-- Begin Supplied records --

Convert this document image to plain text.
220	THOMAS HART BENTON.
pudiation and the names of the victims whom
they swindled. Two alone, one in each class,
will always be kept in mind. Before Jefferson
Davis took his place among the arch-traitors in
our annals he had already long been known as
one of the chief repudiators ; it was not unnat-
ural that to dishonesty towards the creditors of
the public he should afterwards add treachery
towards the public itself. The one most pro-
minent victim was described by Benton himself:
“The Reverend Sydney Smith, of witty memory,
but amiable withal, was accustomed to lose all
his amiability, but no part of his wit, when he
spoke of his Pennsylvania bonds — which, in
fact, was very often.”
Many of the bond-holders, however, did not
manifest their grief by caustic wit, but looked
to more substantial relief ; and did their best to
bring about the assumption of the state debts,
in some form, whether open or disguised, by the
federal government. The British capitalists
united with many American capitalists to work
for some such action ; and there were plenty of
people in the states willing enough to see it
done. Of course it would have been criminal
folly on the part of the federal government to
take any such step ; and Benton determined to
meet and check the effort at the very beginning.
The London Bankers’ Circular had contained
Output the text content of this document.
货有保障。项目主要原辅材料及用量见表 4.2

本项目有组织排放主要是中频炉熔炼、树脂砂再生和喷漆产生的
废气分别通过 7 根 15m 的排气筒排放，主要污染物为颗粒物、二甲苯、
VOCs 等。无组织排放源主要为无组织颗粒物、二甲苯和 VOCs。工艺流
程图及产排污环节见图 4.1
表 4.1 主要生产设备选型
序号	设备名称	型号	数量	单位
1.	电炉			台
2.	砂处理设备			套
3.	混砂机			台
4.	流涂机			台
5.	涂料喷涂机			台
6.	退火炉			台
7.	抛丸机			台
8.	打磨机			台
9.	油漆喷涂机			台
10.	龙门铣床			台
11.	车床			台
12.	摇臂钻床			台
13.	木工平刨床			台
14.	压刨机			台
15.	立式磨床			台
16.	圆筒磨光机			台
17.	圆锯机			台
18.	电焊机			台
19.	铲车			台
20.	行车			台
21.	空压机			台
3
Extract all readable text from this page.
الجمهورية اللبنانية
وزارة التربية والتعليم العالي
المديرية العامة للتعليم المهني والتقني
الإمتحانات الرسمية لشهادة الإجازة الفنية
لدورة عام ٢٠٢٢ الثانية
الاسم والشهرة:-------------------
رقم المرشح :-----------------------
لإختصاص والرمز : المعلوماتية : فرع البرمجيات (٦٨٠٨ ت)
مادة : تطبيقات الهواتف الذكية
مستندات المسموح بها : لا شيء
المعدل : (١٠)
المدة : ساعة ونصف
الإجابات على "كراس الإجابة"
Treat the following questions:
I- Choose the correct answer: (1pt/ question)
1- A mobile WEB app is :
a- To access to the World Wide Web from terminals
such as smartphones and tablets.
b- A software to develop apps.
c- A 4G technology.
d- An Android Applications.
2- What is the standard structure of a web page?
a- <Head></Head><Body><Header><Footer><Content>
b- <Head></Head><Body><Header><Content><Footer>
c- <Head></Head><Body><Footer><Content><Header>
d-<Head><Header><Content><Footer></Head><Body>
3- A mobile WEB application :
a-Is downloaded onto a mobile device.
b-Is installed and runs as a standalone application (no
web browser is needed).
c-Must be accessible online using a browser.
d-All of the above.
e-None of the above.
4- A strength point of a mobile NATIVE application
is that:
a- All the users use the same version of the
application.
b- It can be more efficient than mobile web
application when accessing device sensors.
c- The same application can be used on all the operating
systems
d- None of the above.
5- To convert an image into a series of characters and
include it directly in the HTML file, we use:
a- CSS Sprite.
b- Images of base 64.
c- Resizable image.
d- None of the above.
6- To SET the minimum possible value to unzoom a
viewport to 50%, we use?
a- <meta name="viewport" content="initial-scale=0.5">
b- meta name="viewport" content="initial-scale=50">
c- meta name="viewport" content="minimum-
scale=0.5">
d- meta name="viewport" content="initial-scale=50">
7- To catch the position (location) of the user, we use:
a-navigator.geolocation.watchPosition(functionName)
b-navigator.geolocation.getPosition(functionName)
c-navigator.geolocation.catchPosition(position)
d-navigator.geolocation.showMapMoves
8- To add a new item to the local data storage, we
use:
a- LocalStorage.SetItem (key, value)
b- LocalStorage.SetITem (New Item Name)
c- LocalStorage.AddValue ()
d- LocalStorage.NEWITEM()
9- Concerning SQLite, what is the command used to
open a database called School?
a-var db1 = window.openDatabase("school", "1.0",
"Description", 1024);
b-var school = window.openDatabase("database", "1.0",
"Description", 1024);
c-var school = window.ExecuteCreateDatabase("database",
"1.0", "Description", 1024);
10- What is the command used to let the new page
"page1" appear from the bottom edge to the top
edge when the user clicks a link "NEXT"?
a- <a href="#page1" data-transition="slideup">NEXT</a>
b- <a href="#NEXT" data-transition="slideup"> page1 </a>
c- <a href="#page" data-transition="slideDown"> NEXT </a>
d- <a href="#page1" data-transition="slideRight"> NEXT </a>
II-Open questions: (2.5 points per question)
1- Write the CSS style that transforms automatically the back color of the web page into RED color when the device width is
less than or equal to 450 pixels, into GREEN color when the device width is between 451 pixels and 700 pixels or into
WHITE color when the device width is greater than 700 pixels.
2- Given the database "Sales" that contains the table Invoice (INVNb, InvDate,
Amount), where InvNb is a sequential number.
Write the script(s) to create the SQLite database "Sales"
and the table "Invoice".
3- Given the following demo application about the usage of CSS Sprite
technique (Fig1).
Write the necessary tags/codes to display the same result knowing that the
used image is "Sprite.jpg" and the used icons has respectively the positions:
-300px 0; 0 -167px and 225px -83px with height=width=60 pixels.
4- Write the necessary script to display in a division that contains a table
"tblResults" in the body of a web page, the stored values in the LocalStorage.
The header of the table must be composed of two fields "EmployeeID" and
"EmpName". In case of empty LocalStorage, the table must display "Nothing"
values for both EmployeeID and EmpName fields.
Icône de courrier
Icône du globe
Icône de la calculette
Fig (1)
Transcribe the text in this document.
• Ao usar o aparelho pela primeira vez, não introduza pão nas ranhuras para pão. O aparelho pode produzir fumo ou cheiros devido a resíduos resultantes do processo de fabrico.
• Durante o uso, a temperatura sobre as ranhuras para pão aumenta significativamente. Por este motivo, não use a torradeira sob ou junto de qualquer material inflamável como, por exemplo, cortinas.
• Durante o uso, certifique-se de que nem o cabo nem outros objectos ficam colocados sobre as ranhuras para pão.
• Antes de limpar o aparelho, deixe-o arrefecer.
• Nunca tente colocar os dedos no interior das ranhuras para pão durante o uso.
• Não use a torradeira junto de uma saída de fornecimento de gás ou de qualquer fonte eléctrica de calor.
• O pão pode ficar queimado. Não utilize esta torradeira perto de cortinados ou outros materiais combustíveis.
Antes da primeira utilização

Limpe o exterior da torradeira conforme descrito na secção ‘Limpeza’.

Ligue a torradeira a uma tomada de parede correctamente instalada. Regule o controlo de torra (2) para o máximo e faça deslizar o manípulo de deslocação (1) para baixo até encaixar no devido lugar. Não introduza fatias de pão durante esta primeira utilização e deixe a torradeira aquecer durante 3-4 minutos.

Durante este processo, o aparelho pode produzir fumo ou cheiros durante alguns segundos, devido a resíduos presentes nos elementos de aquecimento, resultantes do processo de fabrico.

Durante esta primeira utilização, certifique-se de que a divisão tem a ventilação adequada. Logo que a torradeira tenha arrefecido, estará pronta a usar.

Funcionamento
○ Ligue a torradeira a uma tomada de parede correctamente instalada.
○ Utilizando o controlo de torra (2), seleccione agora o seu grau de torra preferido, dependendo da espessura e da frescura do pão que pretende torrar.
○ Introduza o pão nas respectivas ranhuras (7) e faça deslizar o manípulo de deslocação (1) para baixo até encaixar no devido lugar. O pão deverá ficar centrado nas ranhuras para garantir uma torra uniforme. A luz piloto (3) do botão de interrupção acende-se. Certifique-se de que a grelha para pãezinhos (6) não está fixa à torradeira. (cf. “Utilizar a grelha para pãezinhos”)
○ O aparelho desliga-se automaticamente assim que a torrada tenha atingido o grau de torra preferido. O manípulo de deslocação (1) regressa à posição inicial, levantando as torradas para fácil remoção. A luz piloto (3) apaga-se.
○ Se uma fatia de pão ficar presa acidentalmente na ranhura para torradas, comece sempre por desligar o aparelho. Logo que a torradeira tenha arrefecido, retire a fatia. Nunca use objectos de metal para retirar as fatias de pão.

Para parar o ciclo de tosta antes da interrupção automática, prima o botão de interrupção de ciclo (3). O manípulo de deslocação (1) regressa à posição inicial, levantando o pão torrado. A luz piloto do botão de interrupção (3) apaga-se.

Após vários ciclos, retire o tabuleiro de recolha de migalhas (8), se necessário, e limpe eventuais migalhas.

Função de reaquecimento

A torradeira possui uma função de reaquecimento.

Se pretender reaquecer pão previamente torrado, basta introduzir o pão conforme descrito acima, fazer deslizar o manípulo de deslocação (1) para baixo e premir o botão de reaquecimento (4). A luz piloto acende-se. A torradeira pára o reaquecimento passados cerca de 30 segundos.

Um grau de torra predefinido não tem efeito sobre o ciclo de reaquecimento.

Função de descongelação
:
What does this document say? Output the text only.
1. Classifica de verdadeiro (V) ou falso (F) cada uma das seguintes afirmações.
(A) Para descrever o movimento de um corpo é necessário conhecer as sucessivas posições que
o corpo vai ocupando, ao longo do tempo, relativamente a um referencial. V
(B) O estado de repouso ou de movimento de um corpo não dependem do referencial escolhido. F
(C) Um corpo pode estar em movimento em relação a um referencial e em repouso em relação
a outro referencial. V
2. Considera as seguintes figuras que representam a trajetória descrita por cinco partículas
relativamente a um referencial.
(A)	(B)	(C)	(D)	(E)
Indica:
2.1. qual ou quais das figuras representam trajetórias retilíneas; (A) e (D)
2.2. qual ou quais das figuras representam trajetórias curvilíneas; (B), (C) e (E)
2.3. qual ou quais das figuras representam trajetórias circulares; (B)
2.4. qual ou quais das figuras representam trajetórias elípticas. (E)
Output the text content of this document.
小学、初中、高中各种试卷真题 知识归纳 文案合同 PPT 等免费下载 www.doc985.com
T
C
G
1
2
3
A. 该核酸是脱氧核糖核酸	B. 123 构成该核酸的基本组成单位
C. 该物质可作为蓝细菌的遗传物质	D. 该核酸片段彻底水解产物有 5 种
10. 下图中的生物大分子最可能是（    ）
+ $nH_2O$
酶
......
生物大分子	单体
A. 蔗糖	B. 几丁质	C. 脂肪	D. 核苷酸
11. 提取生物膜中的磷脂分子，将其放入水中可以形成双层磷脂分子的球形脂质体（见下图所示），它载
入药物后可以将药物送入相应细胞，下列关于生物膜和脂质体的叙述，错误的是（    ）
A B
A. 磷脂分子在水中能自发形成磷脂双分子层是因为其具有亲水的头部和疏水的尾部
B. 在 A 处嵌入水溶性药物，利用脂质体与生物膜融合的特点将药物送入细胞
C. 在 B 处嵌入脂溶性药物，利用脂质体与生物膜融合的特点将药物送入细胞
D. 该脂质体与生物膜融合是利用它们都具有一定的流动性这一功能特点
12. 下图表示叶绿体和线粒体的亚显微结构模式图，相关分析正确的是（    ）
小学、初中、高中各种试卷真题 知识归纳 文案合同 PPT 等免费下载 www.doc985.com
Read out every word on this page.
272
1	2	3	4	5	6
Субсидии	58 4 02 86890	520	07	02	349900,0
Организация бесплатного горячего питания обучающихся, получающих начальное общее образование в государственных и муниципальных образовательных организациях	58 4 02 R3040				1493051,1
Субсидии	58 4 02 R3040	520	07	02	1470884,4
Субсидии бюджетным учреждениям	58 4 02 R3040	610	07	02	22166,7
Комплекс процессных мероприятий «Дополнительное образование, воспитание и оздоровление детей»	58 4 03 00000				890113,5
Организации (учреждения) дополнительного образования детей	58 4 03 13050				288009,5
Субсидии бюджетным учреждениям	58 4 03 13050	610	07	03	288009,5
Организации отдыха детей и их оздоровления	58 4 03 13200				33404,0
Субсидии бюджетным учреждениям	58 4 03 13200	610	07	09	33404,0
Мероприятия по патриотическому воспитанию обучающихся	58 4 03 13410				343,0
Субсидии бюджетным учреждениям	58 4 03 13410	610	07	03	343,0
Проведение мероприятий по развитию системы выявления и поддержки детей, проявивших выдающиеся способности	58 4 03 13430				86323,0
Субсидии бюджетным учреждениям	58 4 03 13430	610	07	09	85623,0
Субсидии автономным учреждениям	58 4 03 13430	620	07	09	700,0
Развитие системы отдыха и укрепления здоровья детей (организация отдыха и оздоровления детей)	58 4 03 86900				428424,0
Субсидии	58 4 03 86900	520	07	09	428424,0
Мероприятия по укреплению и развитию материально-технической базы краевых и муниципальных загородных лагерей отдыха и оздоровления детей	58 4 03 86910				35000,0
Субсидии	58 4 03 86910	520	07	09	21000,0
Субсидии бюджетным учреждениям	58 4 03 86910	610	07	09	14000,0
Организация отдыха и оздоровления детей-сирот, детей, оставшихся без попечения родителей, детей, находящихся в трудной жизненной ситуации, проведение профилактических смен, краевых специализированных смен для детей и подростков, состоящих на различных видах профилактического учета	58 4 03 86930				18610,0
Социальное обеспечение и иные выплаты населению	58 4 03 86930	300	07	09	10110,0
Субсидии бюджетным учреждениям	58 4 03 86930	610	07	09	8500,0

-- End Supplied records --

## [Task to carry out]
Gather each line from the entries above that includes the word "navigator".

## [Expected output]
a-navigator.geolocation.watchPosition(functionName)
b-navigator.geolocation.getPosition(functionName)
c-navigator.geolocation.catchPosition(position)
d-navigator.geolocation.showMapMoves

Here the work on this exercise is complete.